Exercise | From the items below, pull out each line that contains the word "space". Case matters.
-- begin Exercise data --
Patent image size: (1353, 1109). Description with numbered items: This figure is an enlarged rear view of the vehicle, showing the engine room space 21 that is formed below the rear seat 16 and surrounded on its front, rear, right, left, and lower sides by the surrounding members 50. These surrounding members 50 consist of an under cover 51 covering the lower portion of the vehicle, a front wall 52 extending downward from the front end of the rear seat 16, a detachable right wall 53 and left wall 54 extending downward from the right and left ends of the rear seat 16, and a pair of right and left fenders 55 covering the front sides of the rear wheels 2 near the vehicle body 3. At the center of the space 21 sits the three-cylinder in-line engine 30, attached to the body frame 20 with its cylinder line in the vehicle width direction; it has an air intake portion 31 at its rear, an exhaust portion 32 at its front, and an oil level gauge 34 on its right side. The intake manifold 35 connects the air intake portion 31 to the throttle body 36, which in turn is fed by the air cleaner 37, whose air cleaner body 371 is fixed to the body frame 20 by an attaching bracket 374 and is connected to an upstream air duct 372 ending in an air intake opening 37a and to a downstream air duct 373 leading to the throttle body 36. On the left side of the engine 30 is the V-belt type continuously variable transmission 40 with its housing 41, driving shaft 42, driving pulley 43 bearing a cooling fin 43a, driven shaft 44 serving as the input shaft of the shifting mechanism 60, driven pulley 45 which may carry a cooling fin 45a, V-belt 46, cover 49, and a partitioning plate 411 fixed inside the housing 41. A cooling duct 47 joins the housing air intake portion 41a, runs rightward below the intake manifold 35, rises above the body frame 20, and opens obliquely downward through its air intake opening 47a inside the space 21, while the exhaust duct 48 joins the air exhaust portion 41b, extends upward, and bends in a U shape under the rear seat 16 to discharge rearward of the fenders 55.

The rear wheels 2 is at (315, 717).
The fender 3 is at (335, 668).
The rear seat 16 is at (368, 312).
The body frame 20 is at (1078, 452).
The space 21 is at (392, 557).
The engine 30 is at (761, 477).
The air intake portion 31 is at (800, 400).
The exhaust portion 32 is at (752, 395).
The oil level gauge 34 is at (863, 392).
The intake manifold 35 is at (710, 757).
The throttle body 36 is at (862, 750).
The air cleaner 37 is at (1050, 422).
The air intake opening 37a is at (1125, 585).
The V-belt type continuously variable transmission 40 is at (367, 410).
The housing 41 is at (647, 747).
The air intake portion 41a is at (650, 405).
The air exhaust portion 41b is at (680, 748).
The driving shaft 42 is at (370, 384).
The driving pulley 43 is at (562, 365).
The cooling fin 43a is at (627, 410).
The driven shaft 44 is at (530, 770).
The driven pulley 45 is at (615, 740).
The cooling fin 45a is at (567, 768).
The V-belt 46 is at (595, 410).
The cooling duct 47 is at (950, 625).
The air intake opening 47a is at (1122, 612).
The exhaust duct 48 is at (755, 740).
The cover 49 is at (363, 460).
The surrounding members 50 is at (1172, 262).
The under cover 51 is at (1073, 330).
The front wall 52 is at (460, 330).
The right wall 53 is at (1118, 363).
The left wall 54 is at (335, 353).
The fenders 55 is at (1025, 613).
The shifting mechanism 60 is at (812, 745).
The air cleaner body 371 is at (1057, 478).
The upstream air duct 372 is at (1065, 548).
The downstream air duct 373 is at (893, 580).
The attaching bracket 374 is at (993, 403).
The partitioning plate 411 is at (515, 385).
-- end Exercise data --
Problem solution |
Patent image size: (1353, 1109). Description with numbered items: This figure is an enlarged rear view of the vehicle, showing the engine room space 21 that is formed below the rear seat 16 and surrounded on its front, rear, right, left, and lower sides by the surrounding members 50. These surrounding members 50 consist of an under cover 51 covering the lower portion of the vehicle, a front wall 52 extending downward from the front end of the rear seat 16, a detachable right wall 53 and left wall 54 extending downward from the right and left ends of the rear seat 16, and a pair of right and left fenders 55 covering the front sides of the rear wheels 2 near the vehicle body 3. At the center of the space 21 sits the three-cylinder in-line engine 30, attached to the body frame 20 with its cylinder line in the vehicle width direction; it has an air intake portion 31 at its rear, an exhaust portion 32 at its front, and an oil level gauge 34 on its right side. The intake manifold 35 connects the air intake portion 31 to the throttle body 36, which in turn is fed by the air cleaner 37, whose air cleaner body 371 is fixed to the body frame 20 by an attaching bracket 374 and is connected to an upstream air duct 372 ending in an air intake opening 37a and to a downstream air duct 373 leading to the throttle body 36. On the left side of the engine 30 is the V-belt type continuously variable transmission 40 with its housing 41, driving shaft 42, driving pulley 43 bearing a cooling fin 43a, driven shaft 44 serving as the input shaft of the shifting mechanism 60, driven pulley 45 which may carry a cooling fin 45a, V-belt 46, cover 49, and a partitioning plate 411 fixed inside the housing 41. A cooling duct 47 joins the housing air intake portion 41a, runs rightward below the intake manifold 35, rises above the body frame 20, and opens obliquely downward through its air intake opening 47a inside the space 21, while the exhaust duct 48 joins the air exhaust portion 41b, extends upward, and bends in a U shape under the rear seat 16 to discharge rearward of the fenders 55.
The space 21 is at (392, 557).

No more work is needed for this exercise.